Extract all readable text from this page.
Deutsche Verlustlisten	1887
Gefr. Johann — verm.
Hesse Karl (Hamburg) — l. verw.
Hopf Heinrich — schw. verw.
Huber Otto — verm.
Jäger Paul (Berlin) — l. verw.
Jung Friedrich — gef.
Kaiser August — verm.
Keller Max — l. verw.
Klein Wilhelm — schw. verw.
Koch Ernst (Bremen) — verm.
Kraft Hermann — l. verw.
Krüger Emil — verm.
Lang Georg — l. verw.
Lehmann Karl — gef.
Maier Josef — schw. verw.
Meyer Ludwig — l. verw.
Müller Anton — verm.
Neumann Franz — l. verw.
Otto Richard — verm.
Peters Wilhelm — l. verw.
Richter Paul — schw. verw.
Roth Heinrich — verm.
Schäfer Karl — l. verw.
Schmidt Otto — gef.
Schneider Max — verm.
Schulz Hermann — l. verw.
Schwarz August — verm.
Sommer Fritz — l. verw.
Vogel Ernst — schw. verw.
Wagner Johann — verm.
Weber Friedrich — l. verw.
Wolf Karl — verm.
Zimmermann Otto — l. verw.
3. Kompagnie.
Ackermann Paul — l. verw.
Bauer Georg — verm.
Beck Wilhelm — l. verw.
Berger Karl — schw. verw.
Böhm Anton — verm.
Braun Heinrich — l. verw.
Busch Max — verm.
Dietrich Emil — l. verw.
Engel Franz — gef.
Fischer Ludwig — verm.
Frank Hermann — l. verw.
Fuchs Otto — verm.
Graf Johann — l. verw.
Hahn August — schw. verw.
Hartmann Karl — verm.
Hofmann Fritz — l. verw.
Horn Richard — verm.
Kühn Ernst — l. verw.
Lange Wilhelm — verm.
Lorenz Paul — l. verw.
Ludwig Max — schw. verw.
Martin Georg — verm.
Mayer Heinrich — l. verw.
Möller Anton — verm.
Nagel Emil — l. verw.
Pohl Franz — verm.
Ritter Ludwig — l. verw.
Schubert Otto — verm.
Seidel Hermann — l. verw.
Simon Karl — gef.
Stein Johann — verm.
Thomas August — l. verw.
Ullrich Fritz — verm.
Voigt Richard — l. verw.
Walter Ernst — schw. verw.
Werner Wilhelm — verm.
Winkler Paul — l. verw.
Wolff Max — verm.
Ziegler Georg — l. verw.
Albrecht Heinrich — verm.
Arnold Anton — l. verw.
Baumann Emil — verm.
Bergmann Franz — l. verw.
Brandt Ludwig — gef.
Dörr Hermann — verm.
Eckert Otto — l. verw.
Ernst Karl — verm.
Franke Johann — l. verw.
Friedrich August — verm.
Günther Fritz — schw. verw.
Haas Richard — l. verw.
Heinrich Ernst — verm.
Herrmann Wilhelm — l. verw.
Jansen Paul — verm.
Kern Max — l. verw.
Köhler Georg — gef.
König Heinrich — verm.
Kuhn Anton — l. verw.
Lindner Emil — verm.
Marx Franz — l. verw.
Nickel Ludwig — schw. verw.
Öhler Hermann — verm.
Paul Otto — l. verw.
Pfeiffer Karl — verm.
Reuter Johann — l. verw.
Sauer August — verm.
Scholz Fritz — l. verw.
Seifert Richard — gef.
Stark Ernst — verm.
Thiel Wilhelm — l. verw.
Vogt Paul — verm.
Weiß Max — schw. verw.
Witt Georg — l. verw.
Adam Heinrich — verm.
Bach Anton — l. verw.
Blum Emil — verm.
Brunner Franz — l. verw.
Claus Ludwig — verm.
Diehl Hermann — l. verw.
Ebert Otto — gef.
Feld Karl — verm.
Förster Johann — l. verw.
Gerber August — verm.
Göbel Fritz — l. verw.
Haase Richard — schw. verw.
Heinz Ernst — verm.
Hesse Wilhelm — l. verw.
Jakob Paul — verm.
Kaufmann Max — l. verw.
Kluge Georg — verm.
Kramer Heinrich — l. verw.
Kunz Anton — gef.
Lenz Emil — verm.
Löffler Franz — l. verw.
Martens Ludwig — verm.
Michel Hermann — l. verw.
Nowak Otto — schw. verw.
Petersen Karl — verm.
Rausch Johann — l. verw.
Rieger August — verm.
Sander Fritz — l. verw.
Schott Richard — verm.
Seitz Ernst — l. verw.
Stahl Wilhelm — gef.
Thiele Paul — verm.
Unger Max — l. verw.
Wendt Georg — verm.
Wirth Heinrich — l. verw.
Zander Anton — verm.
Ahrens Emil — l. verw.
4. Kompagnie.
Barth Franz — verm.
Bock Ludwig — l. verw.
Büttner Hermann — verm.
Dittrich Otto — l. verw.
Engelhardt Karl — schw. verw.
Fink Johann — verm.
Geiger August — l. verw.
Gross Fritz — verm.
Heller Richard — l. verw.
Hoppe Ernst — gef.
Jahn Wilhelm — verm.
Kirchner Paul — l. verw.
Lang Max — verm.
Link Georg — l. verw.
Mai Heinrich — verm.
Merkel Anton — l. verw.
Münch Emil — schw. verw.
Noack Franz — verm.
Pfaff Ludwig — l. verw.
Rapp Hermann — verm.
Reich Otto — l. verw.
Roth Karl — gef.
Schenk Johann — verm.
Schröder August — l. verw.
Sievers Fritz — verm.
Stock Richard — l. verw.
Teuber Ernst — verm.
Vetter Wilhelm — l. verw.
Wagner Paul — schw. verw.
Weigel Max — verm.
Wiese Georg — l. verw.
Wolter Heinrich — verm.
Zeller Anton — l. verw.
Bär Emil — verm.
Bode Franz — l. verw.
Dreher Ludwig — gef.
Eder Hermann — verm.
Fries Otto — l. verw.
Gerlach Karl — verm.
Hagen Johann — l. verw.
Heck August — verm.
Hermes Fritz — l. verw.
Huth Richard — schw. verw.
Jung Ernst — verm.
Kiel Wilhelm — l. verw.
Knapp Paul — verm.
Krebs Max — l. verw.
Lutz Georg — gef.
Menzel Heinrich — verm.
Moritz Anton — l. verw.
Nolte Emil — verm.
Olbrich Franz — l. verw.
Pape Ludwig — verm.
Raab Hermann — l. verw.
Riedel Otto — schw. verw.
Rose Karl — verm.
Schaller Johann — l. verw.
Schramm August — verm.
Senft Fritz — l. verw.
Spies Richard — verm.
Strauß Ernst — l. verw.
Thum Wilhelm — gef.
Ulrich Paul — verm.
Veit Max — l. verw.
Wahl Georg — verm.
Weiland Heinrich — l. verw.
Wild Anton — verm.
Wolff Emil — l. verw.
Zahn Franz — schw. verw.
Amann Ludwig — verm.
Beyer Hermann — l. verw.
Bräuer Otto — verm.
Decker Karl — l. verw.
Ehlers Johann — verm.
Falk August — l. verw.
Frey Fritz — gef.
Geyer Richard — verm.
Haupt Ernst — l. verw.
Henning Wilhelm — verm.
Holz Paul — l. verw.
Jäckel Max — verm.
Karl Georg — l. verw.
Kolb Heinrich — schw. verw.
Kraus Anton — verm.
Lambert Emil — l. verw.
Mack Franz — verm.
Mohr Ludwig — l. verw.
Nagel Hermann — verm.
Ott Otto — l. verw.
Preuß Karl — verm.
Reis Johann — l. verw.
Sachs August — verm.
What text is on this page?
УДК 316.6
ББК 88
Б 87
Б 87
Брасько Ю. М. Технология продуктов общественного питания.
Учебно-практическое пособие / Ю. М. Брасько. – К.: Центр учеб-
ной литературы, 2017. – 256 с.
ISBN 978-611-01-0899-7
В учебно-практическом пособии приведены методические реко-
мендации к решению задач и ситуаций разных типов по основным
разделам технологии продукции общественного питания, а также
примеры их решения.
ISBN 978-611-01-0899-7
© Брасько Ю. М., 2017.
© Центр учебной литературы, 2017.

______________________________

▸ **WHAT YOU HAVE TO DO**
All lines from the one that contains "What text is on this page?" through the end of the material are to be quoted exactly, with both ends included.

▸ **FINAL RESULT**
What text is on this page?
УДК 316.6
ББК 88
Б 87
Б 87
Брасько Ю. М. Технология продуктов общественного питания.
Учебно-практическое пособие / Ю. М. Брасько. – К.: Центр учеб-
ной литературы, 2017. – 256 с.
ISBN 978-611-01-0899-7
В учебно-практическом пособии приведены методические реко-
мендации к решению задач и ситуаций разных типов по основным
разделам технологии продукции общественного питания, а также
примеры их решения.
ISBN 978-611-01-0899-7
© Брасько Ю. М., 2017.
© Центр учебной литературы, 2017.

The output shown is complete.